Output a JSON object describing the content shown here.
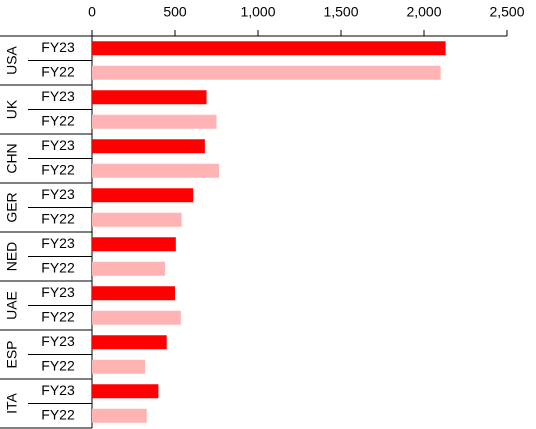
{
  "chart_data": {
    "type": "bar",
    "orientation": "horizontal",
    "categories": [
      "USA",
      "UK",
      "CHN",
      "GER",
      "NED",
      "UAE",
      "ESP",
      "ITA"
    ],
    "series": [
      {
        "name": "FY23",
        "color": "#ff0000",
        "values": [
          2130,
          690,
          680,
          610,
          505,
          500,
          450,
          400
        ]
      },
      {
        "name": "FY22",
        "color": "#ffb3b3",
        "values": [
          2100,
          750,
          765,
          540,
          440,
          535,
          320,
          330
        ]
      }
    ],
    "xlim": [
      0,
      2500
    ],
    "xticks": [
      0,
      500,
      {
        "value": 1000,
        "label": "1,000"
      },
      {
        "value": 1500,
        "label": "1,500"
      },
      {
        "value": 2000,
        "label": "2,000"
      },
      {
        "value": 2500,
        "label": "2,500"
      }
    ]
  }
}
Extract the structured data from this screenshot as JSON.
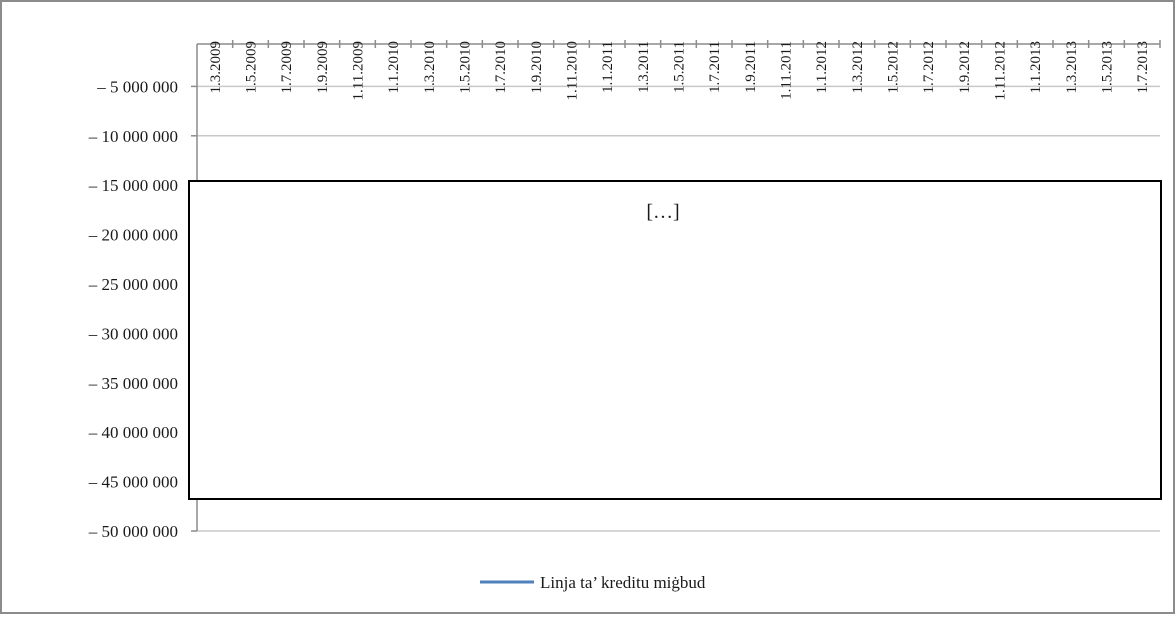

*****

• Directions for this task
In the listing above, find the lines holding the word "JSON" and copy them.

• Written response
Output a JSON object describing the content shown here.
Extract the structured data from this screenshot as JSON.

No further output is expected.